_Task to complete_
Print out the material that follows word for word.

(Dataset entries)
--- START ---
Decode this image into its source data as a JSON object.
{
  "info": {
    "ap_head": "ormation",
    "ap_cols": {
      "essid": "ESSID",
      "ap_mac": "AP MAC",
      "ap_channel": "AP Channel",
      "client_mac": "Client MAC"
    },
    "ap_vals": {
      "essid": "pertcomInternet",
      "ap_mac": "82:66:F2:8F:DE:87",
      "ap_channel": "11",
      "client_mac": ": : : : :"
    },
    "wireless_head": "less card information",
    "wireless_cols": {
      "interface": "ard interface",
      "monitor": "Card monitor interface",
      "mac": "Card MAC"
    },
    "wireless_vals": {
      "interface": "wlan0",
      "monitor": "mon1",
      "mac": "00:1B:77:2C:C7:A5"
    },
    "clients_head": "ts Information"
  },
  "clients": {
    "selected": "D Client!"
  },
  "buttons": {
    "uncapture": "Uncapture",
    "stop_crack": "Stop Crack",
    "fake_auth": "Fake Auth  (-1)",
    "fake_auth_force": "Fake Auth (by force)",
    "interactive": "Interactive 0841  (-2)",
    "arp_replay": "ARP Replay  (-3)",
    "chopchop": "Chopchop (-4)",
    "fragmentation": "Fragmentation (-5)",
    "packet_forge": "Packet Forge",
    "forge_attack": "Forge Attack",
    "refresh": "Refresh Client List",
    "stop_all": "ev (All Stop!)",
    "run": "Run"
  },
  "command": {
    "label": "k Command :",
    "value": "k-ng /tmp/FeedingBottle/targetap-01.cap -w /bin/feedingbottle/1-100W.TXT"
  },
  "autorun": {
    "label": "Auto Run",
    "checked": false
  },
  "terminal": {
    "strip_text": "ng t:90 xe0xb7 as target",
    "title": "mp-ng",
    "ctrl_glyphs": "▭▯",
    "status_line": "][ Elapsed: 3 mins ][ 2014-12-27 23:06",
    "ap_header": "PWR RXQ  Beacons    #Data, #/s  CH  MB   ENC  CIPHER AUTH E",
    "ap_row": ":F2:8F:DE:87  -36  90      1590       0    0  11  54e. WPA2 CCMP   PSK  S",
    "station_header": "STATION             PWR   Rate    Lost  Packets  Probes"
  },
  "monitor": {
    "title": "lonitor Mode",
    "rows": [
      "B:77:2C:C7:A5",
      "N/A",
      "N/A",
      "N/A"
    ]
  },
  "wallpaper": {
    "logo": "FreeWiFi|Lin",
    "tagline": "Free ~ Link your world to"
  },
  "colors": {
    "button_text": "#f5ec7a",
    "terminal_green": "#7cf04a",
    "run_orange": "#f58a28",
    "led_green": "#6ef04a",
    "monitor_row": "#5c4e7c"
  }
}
--- END ---
_Finished exercise_
Decode this image into its source data as a JSON object.
{
  "info": {
    "ap_head": "ormation",
    "ap_cols": {
      "essid": "ESSID",
      "ap_mac": "AP MAC",
      "ap_channel": "AP Channel",
      "client_mac": "Client MAC"
    },
    "ap_vals": {
      "essid": "pertcomInternet",
      "ap_mac": "82:66:F2:8F:DE:87",
      "ap_channel": "11",
      "client_mac": ": : : : :"
    },
    "wireless_head": "less card information",
    "wireless_cols": {
      "interface": "ard interface",
      "monitor": "Card monitor interface",
      "mac": "Card MAC"
    },
    "wireless_vals": {
      "interface": "wlan0",
      "monitor": "mon1",
      "mac": "00:1B:77:2C:C7:A5"
    },
    "clients_head": "ts Information"
  },
  "clients": {
    "selected": "D Client!"
  },
  "buttons": {
    "uncapture": "Uncapture",
    "stop_crack": "Stop Crack",
    "fake_auth": "Fake Auth  (-1)",
    "fake_auth_force": "Fake Auth (by force)",
    "interactive": "Interactive 0841  (-2)",
    "arp_replay": "ARP Replay  (-3)",
    "chopchop": "Chopchop (-4)",
    "fragmentation": "Fragmentation (-5)",
    "packet_forge": "Packet Forge",
    "forge_attack": "Forge Attack",
    "refresh": "Refresh Client List",
    "stop_all": "ev (All Stop!)",
    "run": "Run"
  },
  "command": {
    "label": "k Command :",
    "value": "k-ng /tmp/FeedingBottle/targetap-01.cap -w /bin/feedingbottle/1-100W.TXT"
  },
  "autorun": {
    "label": "Auto Run",
    "checked": false
  },
  "terminal": {
    "strip_text": "ng t:90 xe0xb7 as target",
    "title": "mp-ng",
    "ctrl_glyphs": "▭▯",
    "status_line": "][ Elapsed: 3 mins ][ 2014-12-27 23:06",
    "ap_header": "PWR RXQ  Beacons    #Data, #/s  CH  MB   ENC  CIPHER AUTH E",
    "ap_row": ":F2:8F:DE:87  -36  90      1590       0    0  11  54e. WPA2 CCMP   PSK  S",
    "station_header": "STATION             PWR   Rate    Lost  Packets  Probes"
  },
  "monitor": {
    "title": "lonitor Mode",
    "rows": [
      "B:77:2C:C7:A5",
      "N/A",
      "N/A",
      "N/A"
    ]
  },
  "wallpaper": {
    "logo": "FreeWiFi|Lin",
    "tagline": "Free ~ Link your world to"
  },
  "colors": {
    "button_text": "#f5ec7a",
    "terminal_green": "#7cf04a",
    "run_orange": "#f58a28",
    "led_green": "#6ef04a",
    "monitor_row": "#5c4e7c"
  }
}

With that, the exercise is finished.